## Extracted entries

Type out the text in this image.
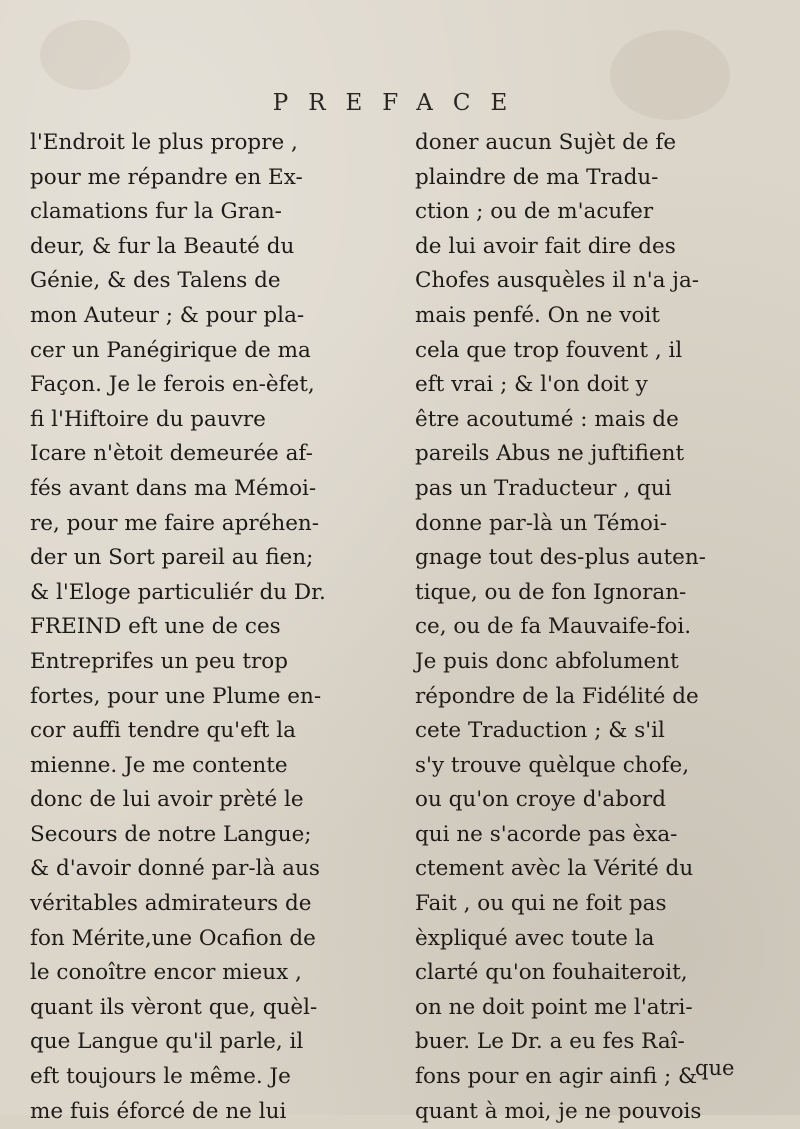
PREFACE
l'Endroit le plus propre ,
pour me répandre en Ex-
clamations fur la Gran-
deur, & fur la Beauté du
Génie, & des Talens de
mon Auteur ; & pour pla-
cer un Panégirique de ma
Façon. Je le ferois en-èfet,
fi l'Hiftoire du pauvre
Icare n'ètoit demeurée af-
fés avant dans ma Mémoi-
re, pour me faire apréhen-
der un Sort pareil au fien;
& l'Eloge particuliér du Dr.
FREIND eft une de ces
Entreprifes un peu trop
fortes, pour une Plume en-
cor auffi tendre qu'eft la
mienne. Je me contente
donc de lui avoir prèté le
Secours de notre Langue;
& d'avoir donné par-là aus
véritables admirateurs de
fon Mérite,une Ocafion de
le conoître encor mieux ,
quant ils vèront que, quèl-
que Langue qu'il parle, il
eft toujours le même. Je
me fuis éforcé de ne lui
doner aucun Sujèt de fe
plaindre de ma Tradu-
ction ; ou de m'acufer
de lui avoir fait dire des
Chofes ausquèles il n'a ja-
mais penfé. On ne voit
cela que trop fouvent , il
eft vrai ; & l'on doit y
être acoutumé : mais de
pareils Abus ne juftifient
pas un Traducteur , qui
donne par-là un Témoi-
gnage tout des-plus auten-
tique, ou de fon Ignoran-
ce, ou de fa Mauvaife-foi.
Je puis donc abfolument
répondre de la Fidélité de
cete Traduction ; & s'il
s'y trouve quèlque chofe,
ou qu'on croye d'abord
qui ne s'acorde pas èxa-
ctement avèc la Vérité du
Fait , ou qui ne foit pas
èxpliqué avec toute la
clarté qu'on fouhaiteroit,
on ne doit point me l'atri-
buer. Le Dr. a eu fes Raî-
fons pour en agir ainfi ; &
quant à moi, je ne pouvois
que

--

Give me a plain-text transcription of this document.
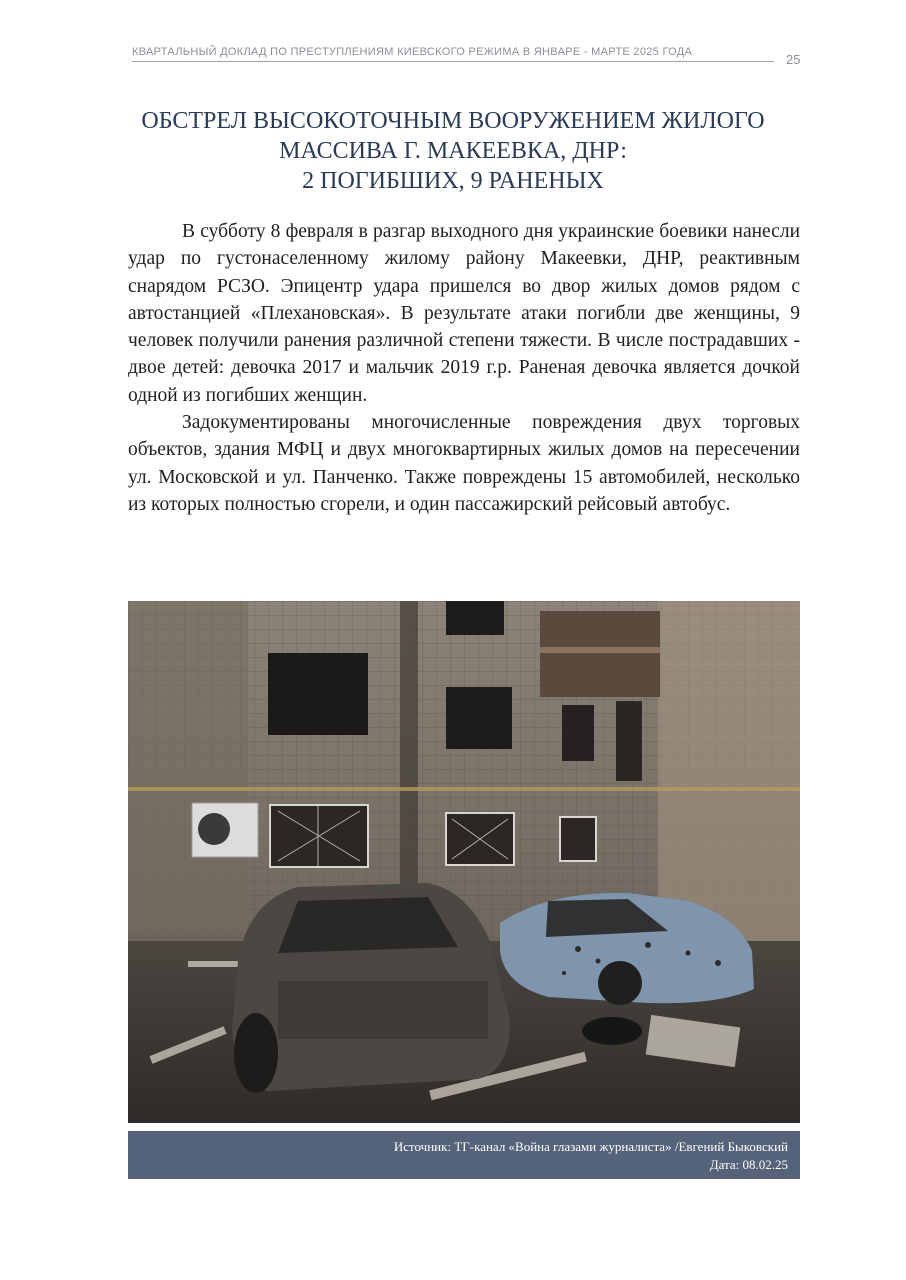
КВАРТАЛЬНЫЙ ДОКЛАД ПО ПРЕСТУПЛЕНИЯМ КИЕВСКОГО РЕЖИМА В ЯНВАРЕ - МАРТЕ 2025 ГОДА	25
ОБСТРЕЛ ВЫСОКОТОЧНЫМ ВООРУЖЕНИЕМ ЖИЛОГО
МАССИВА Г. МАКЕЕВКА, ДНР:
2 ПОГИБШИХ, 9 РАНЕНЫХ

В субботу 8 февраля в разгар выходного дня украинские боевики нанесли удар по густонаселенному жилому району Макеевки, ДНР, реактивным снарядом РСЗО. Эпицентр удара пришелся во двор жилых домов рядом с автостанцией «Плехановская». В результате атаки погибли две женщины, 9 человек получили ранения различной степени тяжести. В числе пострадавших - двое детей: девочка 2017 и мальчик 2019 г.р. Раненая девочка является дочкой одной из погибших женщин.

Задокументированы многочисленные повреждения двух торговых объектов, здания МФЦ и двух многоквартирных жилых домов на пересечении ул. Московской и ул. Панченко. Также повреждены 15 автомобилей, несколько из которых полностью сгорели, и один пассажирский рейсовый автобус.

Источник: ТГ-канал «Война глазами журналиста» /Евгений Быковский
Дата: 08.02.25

--

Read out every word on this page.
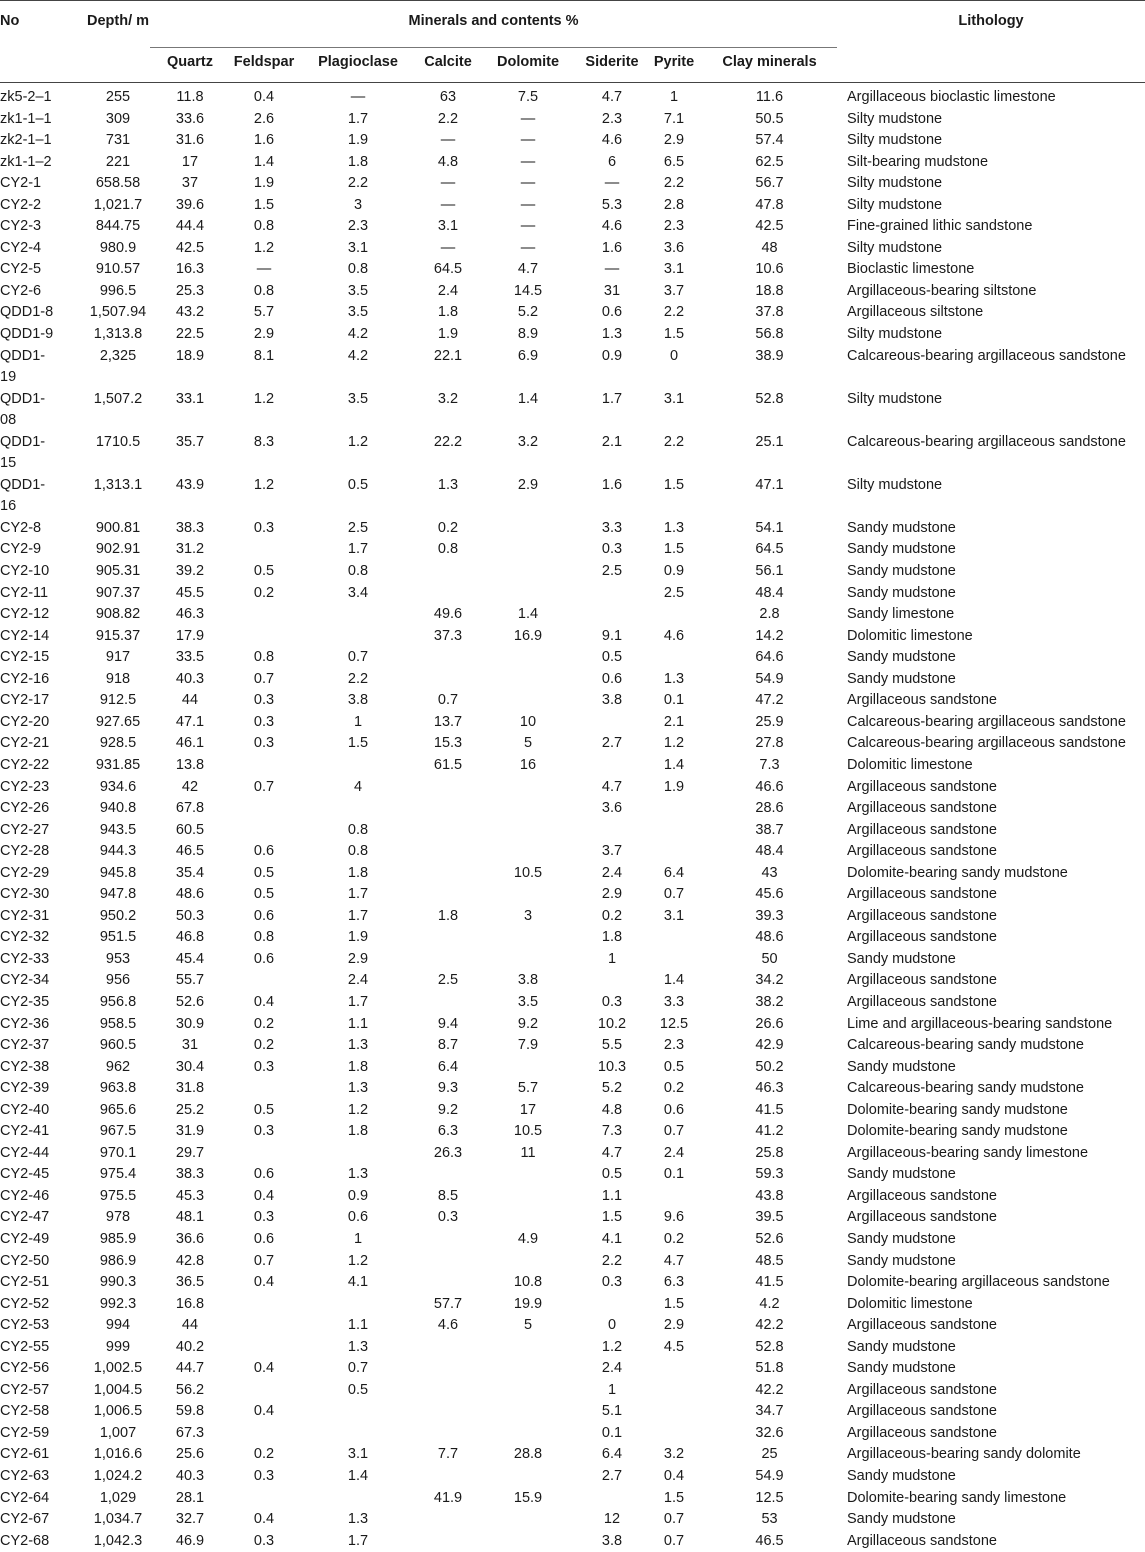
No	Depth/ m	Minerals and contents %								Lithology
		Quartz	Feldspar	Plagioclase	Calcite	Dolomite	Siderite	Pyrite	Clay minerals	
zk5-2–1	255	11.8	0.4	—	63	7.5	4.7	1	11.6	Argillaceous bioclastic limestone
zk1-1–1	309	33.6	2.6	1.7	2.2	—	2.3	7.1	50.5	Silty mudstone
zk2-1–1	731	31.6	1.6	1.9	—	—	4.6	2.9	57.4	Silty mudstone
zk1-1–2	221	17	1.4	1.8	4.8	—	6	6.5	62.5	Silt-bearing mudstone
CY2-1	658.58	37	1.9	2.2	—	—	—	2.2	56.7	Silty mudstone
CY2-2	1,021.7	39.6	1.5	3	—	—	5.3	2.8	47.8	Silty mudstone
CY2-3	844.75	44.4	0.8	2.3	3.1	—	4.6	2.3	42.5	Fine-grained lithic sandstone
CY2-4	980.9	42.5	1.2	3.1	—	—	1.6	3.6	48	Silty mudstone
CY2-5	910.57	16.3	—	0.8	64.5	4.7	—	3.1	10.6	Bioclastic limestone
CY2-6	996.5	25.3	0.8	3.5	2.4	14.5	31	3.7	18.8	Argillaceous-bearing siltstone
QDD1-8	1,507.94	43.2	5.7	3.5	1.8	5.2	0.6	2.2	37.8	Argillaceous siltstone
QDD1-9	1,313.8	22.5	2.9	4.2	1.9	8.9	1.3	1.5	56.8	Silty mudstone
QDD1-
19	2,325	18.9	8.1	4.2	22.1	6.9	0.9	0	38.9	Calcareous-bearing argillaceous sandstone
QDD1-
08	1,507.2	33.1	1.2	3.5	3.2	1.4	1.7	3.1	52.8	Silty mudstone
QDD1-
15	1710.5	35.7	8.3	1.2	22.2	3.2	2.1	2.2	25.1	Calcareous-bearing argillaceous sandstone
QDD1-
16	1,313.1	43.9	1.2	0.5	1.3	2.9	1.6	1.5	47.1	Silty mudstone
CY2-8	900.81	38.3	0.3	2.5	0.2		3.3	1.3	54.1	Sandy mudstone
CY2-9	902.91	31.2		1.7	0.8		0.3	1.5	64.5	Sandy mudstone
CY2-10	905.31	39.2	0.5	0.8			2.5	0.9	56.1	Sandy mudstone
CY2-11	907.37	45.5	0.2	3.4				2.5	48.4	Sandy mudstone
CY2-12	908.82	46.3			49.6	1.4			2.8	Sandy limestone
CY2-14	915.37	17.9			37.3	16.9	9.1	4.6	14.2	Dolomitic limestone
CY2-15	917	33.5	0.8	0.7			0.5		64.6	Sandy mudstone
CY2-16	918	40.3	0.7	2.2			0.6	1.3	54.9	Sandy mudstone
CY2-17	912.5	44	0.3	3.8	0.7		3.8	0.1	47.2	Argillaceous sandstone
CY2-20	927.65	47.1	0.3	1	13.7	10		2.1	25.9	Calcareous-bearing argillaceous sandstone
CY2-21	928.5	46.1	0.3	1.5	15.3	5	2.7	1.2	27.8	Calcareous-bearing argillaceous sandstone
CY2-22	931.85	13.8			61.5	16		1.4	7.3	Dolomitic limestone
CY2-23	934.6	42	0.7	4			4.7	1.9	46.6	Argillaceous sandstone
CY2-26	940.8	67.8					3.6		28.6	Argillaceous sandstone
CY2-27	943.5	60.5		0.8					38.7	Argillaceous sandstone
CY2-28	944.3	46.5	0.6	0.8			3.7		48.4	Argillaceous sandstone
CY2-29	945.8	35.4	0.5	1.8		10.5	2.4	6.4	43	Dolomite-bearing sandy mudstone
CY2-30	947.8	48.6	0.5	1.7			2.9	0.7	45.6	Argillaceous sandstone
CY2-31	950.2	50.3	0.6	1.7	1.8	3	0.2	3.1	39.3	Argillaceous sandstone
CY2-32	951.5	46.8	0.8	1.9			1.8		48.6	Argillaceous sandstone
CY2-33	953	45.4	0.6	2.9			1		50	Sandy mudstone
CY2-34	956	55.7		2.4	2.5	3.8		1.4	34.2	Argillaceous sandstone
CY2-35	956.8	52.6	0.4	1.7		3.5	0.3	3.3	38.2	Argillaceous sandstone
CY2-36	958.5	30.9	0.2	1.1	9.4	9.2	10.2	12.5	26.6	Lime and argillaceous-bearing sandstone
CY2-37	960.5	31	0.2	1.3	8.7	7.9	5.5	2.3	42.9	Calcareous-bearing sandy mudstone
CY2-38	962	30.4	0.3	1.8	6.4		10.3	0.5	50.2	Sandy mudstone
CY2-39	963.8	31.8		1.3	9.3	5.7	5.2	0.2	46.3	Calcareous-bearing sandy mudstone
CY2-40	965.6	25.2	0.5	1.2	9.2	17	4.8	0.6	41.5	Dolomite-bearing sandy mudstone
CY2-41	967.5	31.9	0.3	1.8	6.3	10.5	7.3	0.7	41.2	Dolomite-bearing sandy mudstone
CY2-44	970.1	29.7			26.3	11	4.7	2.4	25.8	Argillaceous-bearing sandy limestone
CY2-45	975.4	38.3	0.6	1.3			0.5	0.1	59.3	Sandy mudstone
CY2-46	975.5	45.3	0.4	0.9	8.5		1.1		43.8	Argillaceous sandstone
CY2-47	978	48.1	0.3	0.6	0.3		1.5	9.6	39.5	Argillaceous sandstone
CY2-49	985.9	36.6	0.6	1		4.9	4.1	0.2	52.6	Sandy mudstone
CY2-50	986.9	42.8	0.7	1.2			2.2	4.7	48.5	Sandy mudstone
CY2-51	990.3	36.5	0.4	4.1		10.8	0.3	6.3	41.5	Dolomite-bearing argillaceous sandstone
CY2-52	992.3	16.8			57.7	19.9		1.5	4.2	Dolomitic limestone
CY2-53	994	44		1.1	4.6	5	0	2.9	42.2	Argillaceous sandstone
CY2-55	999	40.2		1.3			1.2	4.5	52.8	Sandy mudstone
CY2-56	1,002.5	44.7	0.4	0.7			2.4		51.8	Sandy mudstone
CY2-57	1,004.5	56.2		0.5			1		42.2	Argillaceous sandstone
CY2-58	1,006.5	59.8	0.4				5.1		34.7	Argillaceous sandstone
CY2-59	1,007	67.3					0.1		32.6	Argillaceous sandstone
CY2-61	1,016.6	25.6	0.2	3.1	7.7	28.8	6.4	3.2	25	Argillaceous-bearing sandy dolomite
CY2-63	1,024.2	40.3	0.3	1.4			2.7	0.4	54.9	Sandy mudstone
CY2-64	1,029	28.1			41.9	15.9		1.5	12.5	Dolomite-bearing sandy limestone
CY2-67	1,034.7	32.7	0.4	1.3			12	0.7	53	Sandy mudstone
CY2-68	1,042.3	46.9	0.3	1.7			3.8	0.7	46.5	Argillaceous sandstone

## Stated task
How many lines in the entries contain the string "quant"? Answer with the number only.

## Result of the task
2